CHECK YOUR UNDERSTANDING>
**a.** What heart tests does the text on MIS-C in children say a healthcare team may request at an in-person consultation?
**b.** Carry on the text about MIS-C in children, starting after its last line.

EXCERPT TO READ>
* * * *
It is important to note that MIS-C is not the same as Kawasaki disease, or toxic-shock syndrome, but there are similarities that have been observed, which has guided diagnostic and treatment decisions. Research is needed to help us better understand the recent development of MIS-C and its impact on children.
Parents and patients should not self-diagnose these conditions and should not take any extra medication without talking to their doctor.
For more information:
How is MIS-C diagnosed?
Currently, the diagnosis of MIS-C may require an initial screening, careful examination of the child and his or her symptoms, and ruling out other diseases or infections. If your child has an in-person consultation, their healthcare team may also request an electrocardiogram, or echocardiogram to examine the heart. Doctors may also include testing for SARS-CoV-2 antibodies as more investigation and information is gathered about this condition, and who may be impacted.
Is a child with IBD more at risk for MIS-C?
There is still more to learn about COVID-19, MIS-C, and its effect on children, however current cases have not been limited to children with underlying chronic conditions. There is no evidence to suggest that children with Crohn’s disease or ulcerative colitis are at higher risk of SARS-CoV-2-associated MIS-C, however, parents and caregivers of children with IBD should continue to follow CDC guidelines to limit risk of exposure to SARS-CoV-2.
How can I tell the difference between MIS-C and IBD symptoms?
The symptoms of IBD may include diarrhea, abdominal pain, and vomiting, which are similar to the symptoms observed among patients with MIS-C. Although this can add a level of uncertainty as you adjust to managing your child’s health during this time, you should always seek the advice and recommendations of your healthcare team. Make note of any changes in your child’s symptoms, including the presence of a persistent fever, or changes in their gastrointestinal (GI) symptoms and contact your child’s doctor immediately.
What should I do if I suspect my child has MIS-C?
Contact your child’s healthcare team immediately if you suspect your child has MIS-C. Your doctor and healthcare team may conduct a screening (series of questions) to help assess your child’s health and recommend next steps. Depending on your child’s individual situation, your doctor may advise a visit with your child's healthcare team, testing, or going to the emergency department. If your child is experiencing serious illness, seek attention from your nearest emergency department immediately. Call 911 if your child is experiencing the following symptoms:
- Difficulty breathing
- Chest pain
- Extreme lethargy (lack of energy)
* * * *
RECORDS>
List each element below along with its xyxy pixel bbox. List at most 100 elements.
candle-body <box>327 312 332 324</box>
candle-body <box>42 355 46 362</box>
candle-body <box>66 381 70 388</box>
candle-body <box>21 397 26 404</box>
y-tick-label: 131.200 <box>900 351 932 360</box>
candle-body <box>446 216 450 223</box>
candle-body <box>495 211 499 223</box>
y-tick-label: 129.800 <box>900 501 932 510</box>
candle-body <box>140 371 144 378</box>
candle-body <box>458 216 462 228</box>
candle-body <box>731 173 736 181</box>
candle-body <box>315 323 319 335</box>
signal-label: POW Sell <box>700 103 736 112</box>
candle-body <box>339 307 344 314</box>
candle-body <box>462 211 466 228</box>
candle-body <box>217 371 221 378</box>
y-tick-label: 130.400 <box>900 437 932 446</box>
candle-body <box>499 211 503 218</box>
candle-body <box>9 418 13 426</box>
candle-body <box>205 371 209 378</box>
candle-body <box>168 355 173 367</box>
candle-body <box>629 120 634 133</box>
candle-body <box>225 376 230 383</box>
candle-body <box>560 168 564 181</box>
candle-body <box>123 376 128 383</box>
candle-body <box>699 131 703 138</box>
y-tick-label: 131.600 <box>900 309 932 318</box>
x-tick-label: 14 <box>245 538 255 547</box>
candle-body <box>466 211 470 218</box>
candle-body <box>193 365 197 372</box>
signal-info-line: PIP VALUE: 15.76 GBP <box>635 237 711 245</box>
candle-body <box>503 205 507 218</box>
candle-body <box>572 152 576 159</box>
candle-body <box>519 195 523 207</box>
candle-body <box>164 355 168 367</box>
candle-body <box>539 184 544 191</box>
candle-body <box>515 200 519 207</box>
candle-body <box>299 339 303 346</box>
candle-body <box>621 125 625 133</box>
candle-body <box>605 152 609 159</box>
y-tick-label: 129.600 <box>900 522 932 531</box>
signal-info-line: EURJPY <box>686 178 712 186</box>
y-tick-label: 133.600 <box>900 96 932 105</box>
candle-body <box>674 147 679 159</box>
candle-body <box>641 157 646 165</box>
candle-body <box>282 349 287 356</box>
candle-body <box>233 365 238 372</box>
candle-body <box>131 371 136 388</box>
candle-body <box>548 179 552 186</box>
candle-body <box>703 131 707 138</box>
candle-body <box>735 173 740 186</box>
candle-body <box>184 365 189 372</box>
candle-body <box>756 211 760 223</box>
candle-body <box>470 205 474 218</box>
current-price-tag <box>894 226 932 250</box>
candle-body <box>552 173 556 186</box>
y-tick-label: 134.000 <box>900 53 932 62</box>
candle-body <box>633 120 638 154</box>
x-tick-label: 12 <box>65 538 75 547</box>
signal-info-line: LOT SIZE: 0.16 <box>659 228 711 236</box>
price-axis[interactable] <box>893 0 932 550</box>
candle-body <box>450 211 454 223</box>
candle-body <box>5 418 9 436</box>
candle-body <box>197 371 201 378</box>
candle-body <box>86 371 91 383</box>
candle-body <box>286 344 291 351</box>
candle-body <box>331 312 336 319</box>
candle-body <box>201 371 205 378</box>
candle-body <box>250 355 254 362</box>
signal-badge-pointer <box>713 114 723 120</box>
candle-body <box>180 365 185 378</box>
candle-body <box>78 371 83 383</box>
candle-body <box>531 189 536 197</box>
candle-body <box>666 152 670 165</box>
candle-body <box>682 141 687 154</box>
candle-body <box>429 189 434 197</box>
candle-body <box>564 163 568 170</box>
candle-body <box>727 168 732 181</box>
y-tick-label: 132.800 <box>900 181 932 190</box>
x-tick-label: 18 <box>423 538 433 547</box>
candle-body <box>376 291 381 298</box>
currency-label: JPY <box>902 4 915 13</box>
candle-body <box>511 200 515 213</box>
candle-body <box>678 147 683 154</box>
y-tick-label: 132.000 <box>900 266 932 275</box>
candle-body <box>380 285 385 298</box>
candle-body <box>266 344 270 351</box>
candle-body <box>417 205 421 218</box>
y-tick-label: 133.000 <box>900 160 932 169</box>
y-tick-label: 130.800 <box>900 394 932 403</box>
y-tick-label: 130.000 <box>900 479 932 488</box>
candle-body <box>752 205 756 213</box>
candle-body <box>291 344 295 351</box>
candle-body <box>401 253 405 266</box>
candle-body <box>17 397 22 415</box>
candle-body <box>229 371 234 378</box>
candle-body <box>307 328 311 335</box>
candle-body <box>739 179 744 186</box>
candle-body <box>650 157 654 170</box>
* * * *
RESPONSES IN ORDER>
**a.** An electrocardiogram or an echocardiogram.

**b.**
- Altered mental status (confusion, delayed response)
- Concern for dehydration
How is MIS-C treated?
In reported cases, MIS-C has shown a resemblance to Kawasaki disease and toxic shock syndrome, and as such, may be treated similarly. However, this may change as more is learned; it's especially important to talk to your doctor about a thorough screening and examination to ensure the best treatment approach for your child.
Kawasaki disease is initially treated at the hospital due to potential complications, and can include:
- Intravenous immunoglobulin (a type of protein)
- High dose aspirin (under the supervision of the medical team)
- In cases where these medications above are ineffective, children may be given steroids, or other immunosuppressing medication. The medication options will depend on their response to the intravenous immunoglobulin and other individual factors.3
Treatment for toxic shock syndrome includes antibiotics. Other medications may be used to manage the effects of this condition on the body.
Children may need to stay at the hospital for a few days, to weeks depending on their health status. Their care may include a multi-disciplinary team, including pediatricians and gastroenterologists, infectious disease specialists, cardiologists, and others depending on any specific health concerns.
Be sure to let any treating physician and hospital care team know the IBD medications, nutritional supplementation, or other medications (and doses) that your child may be taking.